Figure content listings
-------
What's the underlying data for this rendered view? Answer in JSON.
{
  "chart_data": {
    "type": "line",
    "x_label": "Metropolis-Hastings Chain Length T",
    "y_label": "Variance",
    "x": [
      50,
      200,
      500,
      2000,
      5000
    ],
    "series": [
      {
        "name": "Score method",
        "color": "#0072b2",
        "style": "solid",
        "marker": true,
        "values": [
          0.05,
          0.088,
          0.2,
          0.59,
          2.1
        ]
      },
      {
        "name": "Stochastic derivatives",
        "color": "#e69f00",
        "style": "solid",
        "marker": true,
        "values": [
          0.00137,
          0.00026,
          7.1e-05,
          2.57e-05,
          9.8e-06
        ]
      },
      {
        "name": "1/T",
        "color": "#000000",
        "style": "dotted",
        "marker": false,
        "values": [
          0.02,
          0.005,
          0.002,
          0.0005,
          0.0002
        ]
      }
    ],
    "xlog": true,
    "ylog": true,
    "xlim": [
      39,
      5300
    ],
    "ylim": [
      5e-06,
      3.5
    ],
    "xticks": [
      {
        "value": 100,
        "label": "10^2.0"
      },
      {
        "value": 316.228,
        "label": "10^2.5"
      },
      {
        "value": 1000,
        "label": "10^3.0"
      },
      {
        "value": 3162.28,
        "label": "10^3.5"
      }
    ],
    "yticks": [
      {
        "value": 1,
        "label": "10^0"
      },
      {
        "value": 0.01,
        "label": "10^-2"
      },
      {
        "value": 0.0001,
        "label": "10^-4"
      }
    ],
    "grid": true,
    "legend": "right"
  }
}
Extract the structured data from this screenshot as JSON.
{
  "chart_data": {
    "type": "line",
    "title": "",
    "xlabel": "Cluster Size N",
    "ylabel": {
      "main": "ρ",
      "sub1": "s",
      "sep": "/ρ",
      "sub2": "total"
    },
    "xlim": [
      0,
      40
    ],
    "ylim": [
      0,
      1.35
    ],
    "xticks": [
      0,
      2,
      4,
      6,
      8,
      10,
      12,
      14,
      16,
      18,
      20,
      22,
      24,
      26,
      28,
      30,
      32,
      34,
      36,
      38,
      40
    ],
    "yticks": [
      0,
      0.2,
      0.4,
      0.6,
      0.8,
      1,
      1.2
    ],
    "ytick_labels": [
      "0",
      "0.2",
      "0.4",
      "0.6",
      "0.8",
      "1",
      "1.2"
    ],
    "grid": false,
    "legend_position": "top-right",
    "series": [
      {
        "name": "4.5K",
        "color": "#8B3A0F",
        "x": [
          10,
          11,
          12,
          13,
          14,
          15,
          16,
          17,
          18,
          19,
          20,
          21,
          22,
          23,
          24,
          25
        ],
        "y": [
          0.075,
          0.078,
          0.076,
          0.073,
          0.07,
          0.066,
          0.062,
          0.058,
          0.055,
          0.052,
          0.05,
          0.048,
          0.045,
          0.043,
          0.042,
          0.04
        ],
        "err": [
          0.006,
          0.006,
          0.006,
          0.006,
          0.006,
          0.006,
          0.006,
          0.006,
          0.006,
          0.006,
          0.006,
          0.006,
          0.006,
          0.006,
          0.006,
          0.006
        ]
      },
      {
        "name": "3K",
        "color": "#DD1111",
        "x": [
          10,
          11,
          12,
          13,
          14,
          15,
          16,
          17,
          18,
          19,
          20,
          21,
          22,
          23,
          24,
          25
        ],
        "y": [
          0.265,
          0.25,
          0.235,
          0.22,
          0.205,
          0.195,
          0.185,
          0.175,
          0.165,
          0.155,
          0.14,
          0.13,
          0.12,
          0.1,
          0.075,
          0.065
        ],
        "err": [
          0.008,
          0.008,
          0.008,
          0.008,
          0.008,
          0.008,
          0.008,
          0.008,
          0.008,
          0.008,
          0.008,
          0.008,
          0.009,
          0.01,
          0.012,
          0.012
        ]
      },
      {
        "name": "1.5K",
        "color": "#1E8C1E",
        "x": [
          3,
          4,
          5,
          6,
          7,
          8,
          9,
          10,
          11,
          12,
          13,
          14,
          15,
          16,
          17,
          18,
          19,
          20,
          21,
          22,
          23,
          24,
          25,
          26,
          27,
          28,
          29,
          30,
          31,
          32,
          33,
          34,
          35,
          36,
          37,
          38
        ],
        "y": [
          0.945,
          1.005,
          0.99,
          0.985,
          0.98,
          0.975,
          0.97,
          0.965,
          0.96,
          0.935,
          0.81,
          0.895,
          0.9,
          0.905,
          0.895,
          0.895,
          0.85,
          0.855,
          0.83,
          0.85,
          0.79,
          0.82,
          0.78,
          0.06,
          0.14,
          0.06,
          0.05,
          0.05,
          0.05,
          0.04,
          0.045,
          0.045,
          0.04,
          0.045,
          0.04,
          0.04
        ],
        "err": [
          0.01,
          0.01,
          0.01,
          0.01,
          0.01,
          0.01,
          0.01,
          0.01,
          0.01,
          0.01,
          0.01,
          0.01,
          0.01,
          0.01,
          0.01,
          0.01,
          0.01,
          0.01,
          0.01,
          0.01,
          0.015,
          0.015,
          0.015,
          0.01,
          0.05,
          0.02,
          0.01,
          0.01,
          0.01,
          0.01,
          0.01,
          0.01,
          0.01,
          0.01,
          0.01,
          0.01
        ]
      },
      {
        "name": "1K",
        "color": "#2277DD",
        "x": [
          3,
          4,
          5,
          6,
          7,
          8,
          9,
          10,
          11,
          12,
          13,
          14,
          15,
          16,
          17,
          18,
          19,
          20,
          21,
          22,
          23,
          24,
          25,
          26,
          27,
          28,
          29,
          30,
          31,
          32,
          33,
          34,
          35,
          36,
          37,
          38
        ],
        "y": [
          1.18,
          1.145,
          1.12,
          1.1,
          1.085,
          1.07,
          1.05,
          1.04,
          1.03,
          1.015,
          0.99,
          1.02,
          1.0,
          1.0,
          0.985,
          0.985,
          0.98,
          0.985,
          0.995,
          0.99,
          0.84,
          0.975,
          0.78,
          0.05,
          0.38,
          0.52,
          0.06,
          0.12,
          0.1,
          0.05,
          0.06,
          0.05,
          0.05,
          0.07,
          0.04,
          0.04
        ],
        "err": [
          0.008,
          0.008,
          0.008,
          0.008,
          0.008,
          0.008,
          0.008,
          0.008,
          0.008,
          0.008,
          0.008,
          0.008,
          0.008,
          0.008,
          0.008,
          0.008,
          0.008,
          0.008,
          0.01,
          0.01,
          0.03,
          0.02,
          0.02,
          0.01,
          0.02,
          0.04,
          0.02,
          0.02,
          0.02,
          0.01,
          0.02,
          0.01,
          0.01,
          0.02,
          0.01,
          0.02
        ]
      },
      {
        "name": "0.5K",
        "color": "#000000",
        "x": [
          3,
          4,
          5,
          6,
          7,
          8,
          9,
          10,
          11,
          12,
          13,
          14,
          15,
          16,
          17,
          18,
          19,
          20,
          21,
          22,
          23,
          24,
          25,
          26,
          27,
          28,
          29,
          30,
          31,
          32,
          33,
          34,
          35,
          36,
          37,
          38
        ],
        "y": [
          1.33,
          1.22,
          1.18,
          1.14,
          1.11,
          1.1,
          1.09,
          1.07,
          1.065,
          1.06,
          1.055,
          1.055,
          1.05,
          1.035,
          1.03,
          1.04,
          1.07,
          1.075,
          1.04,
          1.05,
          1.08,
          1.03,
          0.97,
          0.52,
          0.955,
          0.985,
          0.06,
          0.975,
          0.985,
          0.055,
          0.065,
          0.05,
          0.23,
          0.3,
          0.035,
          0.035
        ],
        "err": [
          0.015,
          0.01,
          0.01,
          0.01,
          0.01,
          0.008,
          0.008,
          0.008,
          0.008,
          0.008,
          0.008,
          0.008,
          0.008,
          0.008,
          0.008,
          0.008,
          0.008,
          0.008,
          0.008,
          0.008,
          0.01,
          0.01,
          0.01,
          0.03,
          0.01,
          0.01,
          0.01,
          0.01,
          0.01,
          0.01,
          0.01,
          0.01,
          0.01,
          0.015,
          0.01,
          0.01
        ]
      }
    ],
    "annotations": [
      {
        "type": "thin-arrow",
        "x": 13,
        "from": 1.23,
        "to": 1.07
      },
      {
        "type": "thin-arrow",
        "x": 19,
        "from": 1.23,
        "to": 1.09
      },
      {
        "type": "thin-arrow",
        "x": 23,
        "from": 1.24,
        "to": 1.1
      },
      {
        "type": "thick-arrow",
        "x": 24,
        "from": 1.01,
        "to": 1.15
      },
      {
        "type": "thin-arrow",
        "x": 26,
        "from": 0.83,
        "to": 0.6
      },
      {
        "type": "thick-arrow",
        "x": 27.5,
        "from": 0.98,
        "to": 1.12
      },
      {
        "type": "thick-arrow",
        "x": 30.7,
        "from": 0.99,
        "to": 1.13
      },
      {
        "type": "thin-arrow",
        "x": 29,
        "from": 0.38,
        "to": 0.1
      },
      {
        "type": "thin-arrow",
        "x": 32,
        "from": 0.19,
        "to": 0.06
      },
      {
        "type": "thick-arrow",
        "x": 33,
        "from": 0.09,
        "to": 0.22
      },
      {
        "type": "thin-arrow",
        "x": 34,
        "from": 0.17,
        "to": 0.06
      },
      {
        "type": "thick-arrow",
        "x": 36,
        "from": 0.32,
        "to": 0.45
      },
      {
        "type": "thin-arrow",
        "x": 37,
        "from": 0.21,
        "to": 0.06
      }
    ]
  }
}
-------
## Instructions to follow
Go through the listing above and list every line that has the word "right".

## Result below
    "legend": "right"
    "legend_position": "top-right",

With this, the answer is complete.